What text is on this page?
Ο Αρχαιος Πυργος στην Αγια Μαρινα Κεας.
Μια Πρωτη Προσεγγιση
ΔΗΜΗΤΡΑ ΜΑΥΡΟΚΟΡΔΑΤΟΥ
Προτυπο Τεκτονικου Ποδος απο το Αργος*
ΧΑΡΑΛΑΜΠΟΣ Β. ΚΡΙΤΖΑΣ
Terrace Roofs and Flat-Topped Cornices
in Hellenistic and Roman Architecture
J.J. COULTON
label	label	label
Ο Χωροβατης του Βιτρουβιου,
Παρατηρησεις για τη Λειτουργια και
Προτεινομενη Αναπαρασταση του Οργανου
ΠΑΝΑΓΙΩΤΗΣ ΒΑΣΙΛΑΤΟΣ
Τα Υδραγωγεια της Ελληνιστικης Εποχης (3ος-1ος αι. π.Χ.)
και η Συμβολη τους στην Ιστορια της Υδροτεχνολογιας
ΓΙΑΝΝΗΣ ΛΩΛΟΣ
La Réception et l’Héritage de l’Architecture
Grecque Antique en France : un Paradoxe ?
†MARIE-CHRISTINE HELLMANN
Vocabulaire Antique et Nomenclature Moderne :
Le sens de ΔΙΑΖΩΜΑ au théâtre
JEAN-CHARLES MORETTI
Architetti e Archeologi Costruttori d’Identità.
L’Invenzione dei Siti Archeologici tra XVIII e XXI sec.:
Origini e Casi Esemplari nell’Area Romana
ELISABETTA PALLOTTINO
★ ★ ★ ★ ★ ★ ★
> _WHAT THIS TASK INVOLVES_
Return the full listing, character for character.

> _SOLUTION TO THIS TASK_
What text is on this page?
Ο Αρχαιος Πυργος στην Αγια Μαρινα Κεας.
Μια Πρωτη Προσεγγιση
ΔΗΜΗΤΡΑ ΜΑΥΡΟΚΟΡΔΑΤΟΥ
Προτυπο Τεκτονικου Ποδος απο το Αργος*
ΧΑΡΑΛΑΜΠΟΣ Β. ΚΡΙΤΖΑΣ
Terrace Roofs and Flat-Topped Cornices
in Hellenistic and Roman Architecture
J.J. COULTON
label	label	label
Ο Χωροβατης του Βιτρουβιου,
Παρατηρησεις για τη Λειτουργια και
Προτεινομενη Αναπαρασταση του Οργανου
ΠΑΝΑΓΙΩΤΗΣ ΒΑΣΙΛΑΤΟΣ
Τα Υδραγωγεια της Ελληνιστικης Εποχης (3ος-1ος αι. π.Χ.)
και η Συμβολη τους στην Ιστορια της Υδροτεχνολογιας
ΓΙΑΝΝΗΣ ΛΩΛΟΣ
La Réception et l’Héritage de l’Architecture
Grecque Antique en France : un Paradoxe ?
†MARIE-CHRISTINE HELLMANN
Vocabulaire Antique et Nomenclature Moderne :
Le sens de ΔΙΑΖΩΜΑ au théâtre
JEAN-CHARLES MORETTI
Architetti e Archeologi Costruttori d’Identità.
L’Invenzione dei Siti Archeologici tra XVIII e XXI sec.:
Origini e Casi Esemplari nell’Area Romana
ELISABETTA PALLOTTINO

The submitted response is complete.